French.china.org.cn | Mis à jour le 09. 11. 2018 | Mots clés : Shaoxing,Lu Xun
Zhou Lingfei (au centre), petit-fils de Lu Xun, prononce un discours à l’occasion de l’inauguration de l’exposition sur les résultats acquis par les Dialogues avec les grands maîtres depuis 5 ans. (PAULINE AIROLDI)


Du 27 au 30 septembre 2018, la ville chinoise de Shaoxing (province du Zhejiang), berceau de la calligraphie et ville natale du grand écrivain chinois Lu Xun (1881-1936), a accueilli le Dialogue sino-français sur la littérature organisé par le Fonds culturel de Lu Xun.

L’héritage de Lu Xun

Figure de proue de la littérature chinoise du XXe siècle, Lu Xun est considéré comme un des fondateurs de la littérature chinoise contemporaine. Auteur de nouvelles, de poèmes, d’essais mais aussi traducteur et enseignant chercheur, sa pensée et son œuvre, qui véhiculent des valeurs humanistes et progressistes, ont profondément influencé la société chinoise contemporaine. Aujourd’hui, le Fonds culturel de Lu Xun, présidé par le petit-fils du grand écrivain, Zhou Lingfei, continue de faire vivre la pensée de Lu Xun et de promouvoir la communication et la compréhension entre les peuples et les cultures par le biais des échanges culturels. En 2014, en réponse à l’appel au respect et à la protection de la diversité culturelle lancé par le président Xi Jinping dans un discours prononcé à Paris au siège de l’UNESCO, le Fonds culturel de Lu Xun, soutenu par le gouvernement municipal de Shaoxing, a initié les Dialogues entre les grands maîtres dans le but de jeter un pont de communication entre la Chine et différents pays. Depuis 2014, ces dialogues ont mis à l’honneur Victor Hugo, Tolstoï, Tagore, Natsume Soseki et Dante. Organisé dans le cadre de ces Dialogues entre les grands maîtres, le Dialogue sino-français sur la littérature est une rencontre littéraire de haut niveau qui a réuni cette année des représentants des scènes littéraires françaises et chinoises, professeurs d’universités, chercheurs, éditeurs, conservateurs de musées, pour mener pendant trois jours de réflexions sur la littérature et l’importance des échanges littéraires dans le monde actuel. Lors de son allocution à l’occasion de l’inauguration du séminaire, Zhou Lingfei a rappelé que ces dialogues littéraires se veulent aussi des dialogues entre les peuples, qui doivent resserrer notre amitié, invoquant la pensée de son grand-père qui considérait l’art comme un canal idéal pour dissiper les incompréhensions et pour qui la sollicitude envers les autres était une qualité humaine essentielle.

### Extraits d'enregistrements
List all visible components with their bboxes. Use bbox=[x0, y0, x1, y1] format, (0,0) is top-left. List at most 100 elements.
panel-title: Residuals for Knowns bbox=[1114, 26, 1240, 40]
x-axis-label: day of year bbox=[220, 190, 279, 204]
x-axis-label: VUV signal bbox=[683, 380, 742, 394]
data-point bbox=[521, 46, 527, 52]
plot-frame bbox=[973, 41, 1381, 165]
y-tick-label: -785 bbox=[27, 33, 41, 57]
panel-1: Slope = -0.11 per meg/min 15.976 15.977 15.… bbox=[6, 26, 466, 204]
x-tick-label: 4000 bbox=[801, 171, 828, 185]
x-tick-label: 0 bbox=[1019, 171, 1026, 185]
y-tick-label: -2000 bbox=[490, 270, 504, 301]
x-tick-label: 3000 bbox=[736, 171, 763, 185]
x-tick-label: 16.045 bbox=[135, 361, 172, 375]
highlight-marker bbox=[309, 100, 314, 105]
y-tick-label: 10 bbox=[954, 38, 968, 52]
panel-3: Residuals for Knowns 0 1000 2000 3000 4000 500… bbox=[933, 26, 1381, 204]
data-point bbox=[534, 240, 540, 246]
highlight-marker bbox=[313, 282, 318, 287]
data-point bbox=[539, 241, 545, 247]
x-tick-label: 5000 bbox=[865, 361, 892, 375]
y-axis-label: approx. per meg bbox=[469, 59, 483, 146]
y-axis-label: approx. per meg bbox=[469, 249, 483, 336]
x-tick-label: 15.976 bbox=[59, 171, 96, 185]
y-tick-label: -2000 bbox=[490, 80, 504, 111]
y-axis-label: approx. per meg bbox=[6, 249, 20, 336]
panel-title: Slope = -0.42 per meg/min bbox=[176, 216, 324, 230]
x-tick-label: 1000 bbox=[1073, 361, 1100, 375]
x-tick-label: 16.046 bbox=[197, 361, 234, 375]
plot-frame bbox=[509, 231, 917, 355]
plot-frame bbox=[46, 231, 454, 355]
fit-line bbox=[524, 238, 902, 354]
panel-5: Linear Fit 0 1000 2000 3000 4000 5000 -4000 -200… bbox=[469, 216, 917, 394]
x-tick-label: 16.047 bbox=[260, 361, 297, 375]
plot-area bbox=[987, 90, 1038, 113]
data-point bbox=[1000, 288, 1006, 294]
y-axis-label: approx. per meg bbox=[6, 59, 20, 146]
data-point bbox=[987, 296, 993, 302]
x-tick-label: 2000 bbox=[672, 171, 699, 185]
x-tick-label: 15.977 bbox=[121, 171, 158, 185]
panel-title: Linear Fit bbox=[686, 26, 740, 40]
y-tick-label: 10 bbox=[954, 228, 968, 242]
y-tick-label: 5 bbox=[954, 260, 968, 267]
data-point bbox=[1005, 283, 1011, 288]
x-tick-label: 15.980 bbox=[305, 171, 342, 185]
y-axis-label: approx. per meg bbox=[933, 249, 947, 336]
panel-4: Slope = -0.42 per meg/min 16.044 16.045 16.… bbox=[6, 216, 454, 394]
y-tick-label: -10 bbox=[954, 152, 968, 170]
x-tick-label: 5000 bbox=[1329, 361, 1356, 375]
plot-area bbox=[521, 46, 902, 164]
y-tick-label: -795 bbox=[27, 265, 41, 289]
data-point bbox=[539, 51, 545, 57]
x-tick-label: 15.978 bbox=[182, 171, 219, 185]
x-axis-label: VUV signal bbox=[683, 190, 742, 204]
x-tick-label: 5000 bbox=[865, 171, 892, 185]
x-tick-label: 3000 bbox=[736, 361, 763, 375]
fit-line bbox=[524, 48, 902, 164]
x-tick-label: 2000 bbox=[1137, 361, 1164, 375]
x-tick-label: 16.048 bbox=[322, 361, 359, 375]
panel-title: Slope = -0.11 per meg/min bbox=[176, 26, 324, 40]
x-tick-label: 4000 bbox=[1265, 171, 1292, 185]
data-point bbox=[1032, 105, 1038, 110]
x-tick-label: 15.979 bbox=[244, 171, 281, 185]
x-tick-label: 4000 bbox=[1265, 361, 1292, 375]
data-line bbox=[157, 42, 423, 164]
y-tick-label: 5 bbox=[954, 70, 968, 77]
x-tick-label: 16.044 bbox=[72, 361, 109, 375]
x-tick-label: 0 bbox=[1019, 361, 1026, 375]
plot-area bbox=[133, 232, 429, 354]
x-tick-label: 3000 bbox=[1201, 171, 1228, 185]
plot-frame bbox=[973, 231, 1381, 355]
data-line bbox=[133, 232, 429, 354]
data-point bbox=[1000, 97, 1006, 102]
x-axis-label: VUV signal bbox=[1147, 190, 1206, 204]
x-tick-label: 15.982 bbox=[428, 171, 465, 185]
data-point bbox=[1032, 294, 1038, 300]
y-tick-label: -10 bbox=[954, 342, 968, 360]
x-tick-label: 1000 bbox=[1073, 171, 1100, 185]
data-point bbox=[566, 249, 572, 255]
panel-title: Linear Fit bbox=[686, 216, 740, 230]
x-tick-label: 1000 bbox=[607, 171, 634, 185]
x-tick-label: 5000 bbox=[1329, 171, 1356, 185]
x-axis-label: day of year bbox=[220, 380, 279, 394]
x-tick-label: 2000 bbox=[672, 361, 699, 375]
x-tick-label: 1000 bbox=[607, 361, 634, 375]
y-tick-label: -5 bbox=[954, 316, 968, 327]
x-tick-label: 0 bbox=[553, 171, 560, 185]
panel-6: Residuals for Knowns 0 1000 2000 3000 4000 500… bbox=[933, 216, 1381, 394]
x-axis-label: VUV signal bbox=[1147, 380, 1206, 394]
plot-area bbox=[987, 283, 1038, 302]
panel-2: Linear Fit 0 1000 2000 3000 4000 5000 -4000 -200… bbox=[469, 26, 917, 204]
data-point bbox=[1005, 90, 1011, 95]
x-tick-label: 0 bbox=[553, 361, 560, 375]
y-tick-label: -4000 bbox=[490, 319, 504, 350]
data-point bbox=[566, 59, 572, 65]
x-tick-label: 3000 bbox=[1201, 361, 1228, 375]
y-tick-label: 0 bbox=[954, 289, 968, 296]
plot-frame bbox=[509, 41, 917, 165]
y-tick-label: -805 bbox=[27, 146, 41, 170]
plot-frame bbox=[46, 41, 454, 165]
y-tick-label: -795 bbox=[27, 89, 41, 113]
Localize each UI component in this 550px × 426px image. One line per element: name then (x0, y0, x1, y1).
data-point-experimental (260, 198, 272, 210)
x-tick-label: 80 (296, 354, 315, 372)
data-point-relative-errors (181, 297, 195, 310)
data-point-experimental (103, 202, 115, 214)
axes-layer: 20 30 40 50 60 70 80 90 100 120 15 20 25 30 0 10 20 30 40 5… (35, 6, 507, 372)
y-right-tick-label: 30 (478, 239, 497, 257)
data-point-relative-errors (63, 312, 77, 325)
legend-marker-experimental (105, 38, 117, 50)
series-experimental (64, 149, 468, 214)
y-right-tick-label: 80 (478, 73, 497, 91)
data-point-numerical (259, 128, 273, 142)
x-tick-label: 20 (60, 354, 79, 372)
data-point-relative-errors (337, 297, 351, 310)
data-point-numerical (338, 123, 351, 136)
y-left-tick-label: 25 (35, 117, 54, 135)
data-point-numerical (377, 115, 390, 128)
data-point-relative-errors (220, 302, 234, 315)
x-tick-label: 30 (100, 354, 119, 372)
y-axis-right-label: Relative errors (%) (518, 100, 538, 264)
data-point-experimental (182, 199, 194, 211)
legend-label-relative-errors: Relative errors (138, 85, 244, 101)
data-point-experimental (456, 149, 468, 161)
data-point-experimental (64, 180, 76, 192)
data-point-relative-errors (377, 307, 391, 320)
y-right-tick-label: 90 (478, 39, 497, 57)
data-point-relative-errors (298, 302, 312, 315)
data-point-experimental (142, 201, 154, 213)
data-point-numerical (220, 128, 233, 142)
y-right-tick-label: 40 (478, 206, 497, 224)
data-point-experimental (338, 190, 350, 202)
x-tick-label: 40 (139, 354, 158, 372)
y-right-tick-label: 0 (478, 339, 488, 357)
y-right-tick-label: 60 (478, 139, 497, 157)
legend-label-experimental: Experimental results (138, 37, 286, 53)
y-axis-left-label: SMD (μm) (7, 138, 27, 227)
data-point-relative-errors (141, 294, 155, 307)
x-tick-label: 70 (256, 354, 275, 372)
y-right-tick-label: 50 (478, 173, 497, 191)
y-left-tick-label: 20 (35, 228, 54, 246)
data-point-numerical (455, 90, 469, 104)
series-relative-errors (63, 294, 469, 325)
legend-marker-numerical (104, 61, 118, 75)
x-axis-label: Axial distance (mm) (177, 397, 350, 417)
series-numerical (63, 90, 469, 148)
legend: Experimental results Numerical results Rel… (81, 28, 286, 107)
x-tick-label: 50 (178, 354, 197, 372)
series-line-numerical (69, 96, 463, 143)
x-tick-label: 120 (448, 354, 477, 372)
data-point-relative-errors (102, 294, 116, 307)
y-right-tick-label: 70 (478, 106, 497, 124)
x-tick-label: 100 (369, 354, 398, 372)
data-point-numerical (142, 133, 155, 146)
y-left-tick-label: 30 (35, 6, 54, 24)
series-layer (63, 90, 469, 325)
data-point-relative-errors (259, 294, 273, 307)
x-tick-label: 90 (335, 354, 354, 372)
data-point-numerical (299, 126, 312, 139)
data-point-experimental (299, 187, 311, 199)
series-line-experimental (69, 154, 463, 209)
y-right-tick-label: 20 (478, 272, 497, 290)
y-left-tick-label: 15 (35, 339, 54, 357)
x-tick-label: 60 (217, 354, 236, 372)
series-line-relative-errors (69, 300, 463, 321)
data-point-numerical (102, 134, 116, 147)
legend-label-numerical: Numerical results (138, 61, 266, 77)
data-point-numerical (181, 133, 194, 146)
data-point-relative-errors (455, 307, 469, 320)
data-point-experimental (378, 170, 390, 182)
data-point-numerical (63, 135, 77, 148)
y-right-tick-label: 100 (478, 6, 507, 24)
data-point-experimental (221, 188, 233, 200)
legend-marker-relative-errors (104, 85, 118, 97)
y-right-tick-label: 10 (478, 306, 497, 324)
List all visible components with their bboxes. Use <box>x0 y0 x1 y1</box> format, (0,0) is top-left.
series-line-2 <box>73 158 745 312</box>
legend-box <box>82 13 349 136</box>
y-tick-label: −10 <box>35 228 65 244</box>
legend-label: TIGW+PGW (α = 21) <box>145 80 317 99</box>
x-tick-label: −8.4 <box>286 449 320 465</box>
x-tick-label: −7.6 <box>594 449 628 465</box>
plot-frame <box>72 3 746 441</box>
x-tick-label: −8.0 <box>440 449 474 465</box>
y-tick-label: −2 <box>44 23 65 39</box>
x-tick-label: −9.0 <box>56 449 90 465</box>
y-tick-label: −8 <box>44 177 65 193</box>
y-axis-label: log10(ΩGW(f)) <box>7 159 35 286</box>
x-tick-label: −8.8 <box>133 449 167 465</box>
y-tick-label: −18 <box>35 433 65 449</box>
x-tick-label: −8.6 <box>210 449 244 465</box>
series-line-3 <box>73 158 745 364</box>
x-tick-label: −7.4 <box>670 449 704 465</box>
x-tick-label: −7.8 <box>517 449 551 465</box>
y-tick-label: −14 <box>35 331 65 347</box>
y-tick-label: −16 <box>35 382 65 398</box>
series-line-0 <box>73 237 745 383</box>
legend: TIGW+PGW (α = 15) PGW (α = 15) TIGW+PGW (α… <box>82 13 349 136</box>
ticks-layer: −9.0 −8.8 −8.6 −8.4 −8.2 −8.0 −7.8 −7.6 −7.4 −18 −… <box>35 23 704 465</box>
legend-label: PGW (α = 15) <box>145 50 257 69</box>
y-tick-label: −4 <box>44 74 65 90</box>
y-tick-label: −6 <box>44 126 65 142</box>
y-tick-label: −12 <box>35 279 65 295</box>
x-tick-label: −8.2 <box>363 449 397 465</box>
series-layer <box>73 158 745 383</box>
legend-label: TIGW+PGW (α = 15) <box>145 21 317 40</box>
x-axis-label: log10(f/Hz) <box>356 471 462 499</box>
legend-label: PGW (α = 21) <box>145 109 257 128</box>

### Énoncé
Pouvez-vous recopier le passage de l'article sur Lu Xun compris entre « French.china.org.cn | Mis » et « culturel de Lu Xun. », ces deux bornes incluses ?

### Corrigé de l'exercice
French.china.org.cn | Mis à jour le 09. 11. 2018 | Mots clés : Shaoxing,Lu Xun
Zhou Lingfei (au centre), petit-fils de Lu Xun, prononce un discours à l’occasion de l’inauguration de l’exposition sur les résultats acquis par les Dialogues avec les grands maîtres depuis 5 ans. (PAULINE AIROLDI)


Du 27 au 30 septembre 2018, la ville chinoise de Shaoxing (province du Zhejiang), berceau de la calligraphie et ville natale du grand écrivain chinois Lu Xun (1881-1936), a accueilli le Dialogue sino-français sur la littérature organisé par le Fonds culturel de Lu Xun.